Task details: Count every line in the entries that follow where the word "JSON" appears, then state only the total.
• • • •
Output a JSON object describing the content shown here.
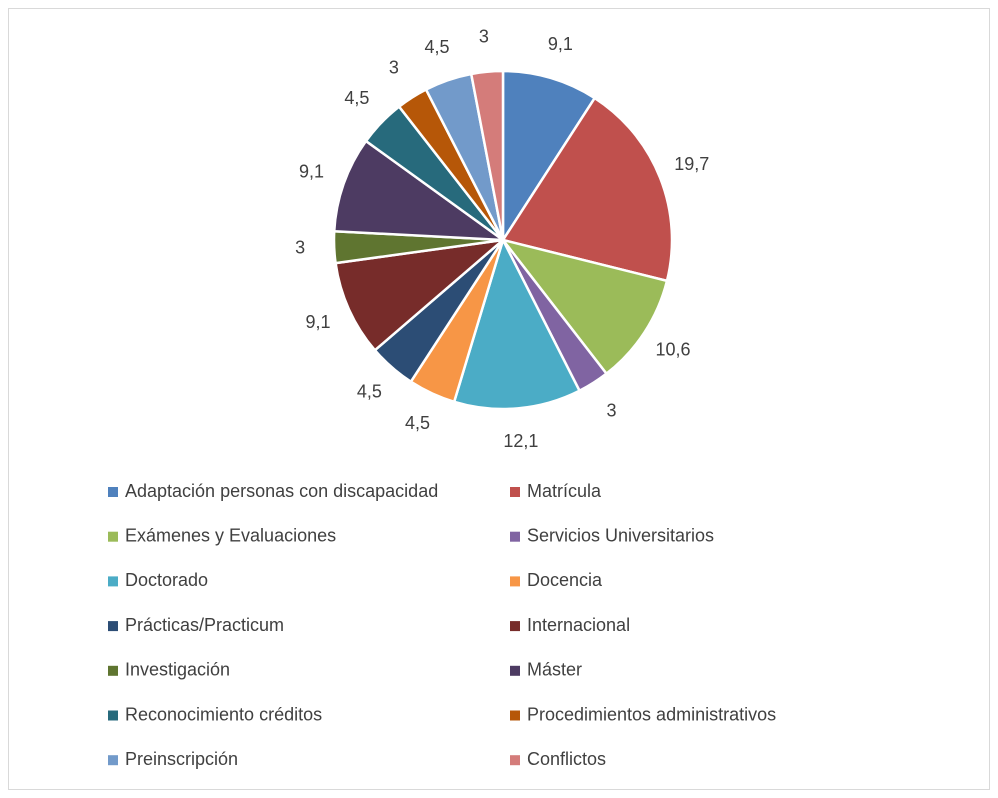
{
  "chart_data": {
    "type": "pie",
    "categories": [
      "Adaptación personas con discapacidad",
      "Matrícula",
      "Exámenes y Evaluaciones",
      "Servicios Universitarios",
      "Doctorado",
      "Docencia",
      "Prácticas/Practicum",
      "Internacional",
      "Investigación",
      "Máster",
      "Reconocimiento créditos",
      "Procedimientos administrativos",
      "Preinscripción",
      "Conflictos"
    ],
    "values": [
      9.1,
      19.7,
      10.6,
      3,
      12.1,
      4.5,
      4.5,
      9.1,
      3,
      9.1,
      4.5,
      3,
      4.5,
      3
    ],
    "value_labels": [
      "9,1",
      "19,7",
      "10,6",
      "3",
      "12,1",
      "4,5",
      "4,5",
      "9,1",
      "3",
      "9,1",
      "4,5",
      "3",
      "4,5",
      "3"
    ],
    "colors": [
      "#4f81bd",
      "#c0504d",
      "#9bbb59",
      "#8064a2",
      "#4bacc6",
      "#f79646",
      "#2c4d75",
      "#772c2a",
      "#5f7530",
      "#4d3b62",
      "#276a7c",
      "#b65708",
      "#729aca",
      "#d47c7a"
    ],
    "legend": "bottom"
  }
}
• • • •
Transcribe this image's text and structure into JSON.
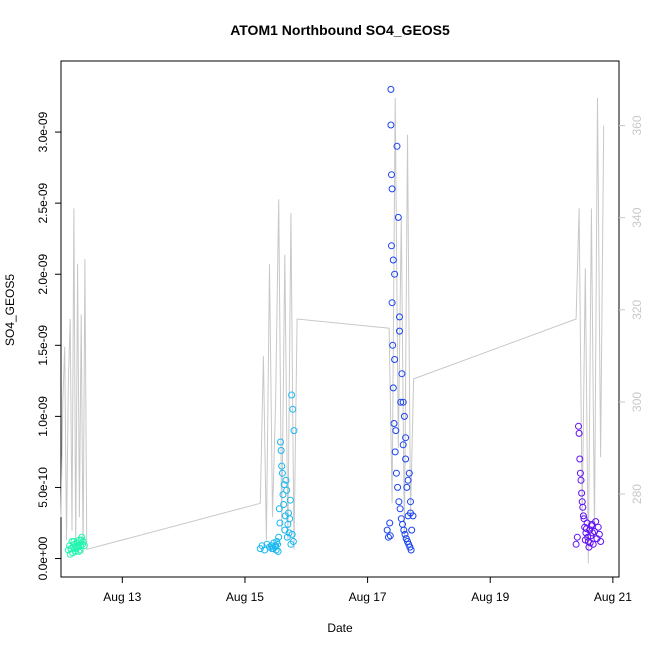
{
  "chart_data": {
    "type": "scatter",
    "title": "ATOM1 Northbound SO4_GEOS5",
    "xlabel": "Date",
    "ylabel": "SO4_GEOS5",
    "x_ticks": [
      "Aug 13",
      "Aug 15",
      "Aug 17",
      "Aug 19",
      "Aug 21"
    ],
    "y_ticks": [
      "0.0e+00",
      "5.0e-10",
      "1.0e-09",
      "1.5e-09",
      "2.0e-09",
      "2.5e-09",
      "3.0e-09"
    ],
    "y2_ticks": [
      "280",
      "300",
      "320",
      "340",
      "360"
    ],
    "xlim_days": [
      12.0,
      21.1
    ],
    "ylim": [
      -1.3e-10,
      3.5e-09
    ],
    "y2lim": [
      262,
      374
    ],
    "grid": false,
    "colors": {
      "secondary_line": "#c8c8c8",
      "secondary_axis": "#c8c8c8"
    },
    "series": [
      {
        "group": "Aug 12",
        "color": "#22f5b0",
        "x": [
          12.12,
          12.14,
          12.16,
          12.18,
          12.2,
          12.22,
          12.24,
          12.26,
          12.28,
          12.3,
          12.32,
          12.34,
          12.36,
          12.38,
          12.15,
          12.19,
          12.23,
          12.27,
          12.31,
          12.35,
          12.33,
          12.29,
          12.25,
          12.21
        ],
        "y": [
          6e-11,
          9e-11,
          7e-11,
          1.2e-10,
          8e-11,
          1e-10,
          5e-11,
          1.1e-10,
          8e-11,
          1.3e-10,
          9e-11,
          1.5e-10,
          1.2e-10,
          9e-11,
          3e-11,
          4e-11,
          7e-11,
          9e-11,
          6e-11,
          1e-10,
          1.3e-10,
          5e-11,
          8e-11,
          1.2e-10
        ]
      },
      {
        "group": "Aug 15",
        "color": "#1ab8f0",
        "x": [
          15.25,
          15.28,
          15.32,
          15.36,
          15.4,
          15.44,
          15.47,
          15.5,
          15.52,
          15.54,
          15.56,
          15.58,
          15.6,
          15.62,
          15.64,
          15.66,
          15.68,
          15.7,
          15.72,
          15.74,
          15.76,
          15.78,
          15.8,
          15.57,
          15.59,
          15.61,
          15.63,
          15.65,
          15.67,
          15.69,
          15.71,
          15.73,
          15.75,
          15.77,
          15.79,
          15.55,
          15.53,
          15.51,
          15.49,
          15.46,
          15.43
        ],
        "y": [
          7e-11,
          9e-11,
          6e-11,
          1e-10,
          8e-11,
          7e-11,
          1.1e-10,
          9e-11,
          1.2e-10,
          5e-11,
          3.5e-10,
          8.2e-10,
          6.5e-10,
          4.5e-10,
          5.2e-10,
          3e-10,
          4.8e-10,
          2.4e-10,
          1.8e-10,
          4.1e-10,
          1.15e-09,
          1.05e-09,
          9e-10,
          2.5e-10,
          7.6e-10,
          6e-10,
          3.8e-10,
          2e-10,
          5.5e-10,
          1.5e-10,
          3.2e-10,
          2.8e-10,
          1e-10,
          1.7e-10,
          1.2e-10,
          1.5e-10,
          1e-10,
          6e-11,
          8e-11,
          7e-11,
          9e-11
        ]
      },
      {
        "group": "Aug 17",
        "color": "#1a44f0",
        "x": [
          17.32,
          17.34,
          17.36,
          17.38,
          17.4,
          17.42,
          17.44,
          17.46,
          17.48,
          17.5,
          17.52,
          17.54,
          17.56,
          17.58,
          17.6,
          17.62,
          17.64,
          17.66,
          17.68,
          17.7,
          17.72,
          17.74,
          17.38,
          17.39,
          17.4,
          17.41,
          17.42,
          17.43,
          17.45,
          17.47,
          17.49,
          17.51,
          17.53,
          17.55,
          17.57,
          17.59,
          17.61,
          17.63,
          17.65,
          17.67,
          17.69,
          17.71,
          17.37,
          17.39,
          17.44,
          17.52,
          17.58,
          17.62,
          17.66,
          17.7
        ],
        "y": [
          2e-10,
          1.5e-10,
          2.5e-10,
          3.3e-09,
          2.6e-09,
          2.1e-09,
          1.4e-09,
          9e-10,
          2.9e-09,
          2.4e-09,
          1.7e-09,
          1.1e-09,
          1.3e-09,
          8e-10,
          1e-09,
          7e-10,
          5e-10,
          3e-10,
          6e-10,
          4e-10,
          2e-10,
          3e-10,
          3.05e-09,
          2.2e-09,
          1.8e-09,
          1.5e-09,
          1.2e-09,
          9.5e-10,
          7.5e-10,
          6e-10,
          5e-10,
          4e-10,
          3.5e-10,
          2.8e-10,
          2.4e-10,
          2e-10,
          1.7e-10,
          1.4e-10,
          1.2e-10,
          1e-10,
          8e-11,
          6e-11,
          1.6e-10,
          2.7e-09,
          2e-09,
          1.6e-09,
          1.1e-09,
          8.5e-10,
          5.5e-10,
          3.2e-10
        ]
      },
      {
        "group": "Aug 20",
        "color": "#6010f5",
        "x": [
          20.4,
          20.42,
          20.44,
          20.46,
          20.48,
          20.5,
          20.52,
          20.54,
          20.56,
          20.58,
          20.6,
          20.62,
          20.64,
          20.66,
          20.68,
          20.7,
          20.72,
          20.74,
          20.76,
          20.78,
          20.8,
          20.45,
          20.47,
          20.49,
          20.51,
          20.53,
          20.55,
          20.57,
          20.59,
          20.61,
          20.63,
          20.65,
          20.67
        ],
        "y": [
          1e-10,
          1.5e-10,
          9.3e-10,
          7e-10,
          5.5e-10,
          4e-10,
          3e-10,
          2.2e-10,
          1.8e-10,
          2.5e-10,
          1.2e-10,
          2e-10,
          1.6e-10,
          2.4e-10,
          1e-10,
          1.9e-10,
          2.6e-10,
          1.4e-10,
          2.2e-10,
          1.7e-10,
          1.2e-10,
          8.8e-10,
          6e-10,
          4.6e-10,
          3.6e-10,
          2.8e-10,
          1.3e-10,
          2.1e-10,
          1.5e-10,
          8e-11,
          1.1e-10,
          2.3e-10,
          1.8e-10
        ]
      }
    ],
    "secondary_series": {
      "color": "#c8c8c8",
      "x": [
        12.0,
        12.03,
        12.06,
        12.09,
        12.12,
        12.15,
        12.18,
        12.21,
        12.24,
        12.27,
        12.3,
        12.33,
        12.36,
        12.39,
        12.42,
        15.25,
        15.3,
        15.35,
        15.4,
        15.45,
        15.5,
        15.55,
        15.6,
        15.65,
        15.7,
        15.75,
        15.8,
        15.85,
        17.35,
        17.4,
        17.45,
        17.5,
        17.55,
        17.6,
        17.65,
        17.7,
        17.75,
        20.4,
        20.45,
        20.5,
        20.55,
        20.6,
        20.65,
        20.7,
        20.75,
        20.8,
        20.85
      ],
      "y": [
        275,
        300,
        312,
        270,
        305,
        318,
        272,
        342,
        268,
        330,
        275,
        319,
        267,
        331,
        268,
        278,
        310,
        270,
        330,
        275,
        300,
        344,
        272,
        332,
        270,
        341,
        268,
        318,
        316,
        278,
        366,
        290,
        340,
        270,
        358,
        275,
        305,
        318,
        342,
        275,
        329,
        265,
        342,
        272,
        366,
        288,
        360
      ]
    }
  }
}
• • • •
Exercise response: 2